■ **Dataset items**:
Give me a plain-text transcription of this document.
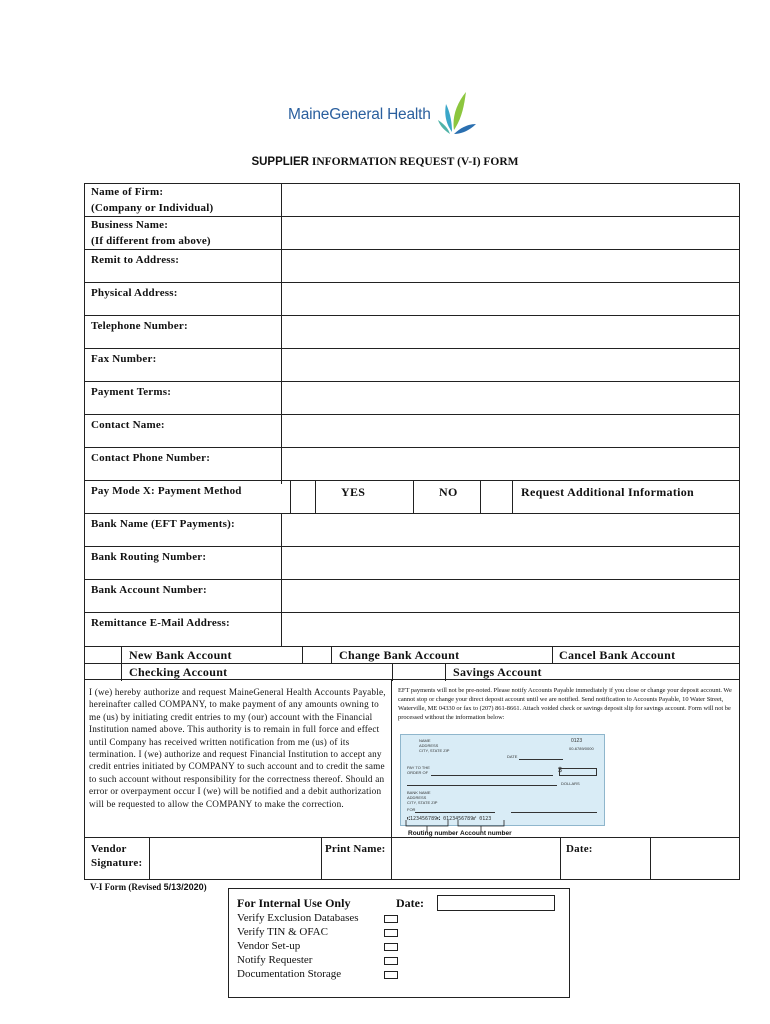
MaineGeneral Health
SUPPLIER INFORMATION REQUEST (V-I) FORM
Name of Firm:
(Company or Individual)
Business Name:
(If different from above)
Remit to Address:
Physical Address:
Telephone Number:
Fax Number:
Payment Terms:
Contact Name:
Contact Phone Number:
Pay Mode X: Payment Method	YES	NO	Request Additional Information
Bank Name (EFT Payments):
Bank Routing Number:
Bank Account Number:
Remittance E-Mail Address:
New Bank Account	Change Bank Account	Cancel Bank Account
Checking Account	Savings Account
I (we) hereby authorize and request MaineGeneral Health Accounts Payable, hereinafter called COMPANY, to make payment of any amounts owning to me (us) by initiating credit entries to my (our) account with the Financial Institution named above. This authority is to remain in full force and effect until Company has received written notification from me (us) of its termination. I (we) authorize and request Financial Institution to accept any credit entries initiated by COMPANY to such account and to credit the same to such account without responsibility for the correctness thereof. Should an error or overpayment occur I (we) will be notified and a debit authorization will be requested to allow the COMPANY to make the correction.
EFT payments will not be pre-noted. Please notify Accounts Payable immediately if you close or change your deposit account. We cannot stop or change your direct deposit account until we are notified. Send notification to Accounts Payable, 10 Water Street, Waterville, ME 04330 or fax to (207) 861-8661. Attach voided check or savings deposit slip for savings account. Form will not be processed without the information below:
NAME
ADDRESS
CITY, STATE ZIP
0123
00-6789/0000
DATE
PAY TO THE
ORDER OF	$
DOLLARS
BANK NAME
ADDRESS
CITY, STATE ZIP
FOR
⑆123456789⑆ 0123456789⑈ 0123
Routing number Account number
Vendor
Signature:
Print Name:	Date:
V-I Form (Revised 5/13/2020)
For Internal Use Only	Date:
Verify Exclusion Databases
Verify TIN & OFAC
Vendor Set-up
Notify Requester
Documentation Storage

■ **WHAT THE EXERCISE ASKS**:
Reproduce each line of the records exactly, and omit every picture.

■ **FULL RESPONSE**:
Give me a plain-text transcription of this document.
MaineGeneral Health
SUPPLIER INFORMATION REQUEST (V-I) FORM
Name of Firm:
(Company or Individual)
Business Name:
(If different from above)
Remit to Address:
Physical Address:
Telephone Number:
Fax Number:
Payment Terms:
Contact Name:
Contact Phone Number:
Pay Mode X: Payment Method	YES	NO	Request Additional Information
Bank Name (EFT Payments):
Bank Routing Number:
Bank Account Number:
Remittance E-Mail Address:
New Bank Account	Change Bank Account	Cancel Bank Account
Checking Account	Savings Account
I (we) hereby authorize and request MaineGeneral Health Accounts Payable, hereinafter called COMPANY, to make payment of any amounts owning to me (us) by initiating credit entries to my (our) account with the Financial Institution named above. This authority is to remain in full force and effect until Company has received written notification from me (us) of its termination. I (we) authorize and request Financial Institution to accept any credit entries initiated by COMPANY to such account and to credit the same to such account without responsibility for the correctness thereof. Should an error or overpayment occur I (we) will be notified and a debit authorization will be requested to allow the COMPANY to make the correction.
EFT payments will not be pre-noted. Please notify Accounts Payable immediately if you close or change your deposit account. We cannot stop or change your direct deposit account until we are notified. Send notification to Accounts Payable, 10 Water Street, Waterville, ME 04330 or fax to (207) 861-8661. Attach voided check or savings deposit slip for savings account. Form will not be processed without the information below:
NAME
ADDRESS
CITY, STATE ZIP
0123
00-6789/0000
DATE
PAY TO THE
ORDER OF	$
DOLLARS
BANK NAME
ADDRESS
CITY, STATE ZIP
FOR
⑆123456789⑆ 0123456789⑈ 0123
Routing number Account number
Vendor
Signature:
Print Name:	Date:
V-I Form (Revised 5/13/2020)
For Internal Use Only	Date:
Verify Exclusion Databases
Verify TIN & OFAC
Vendor Set-up
Notify Requester
Documentation Storage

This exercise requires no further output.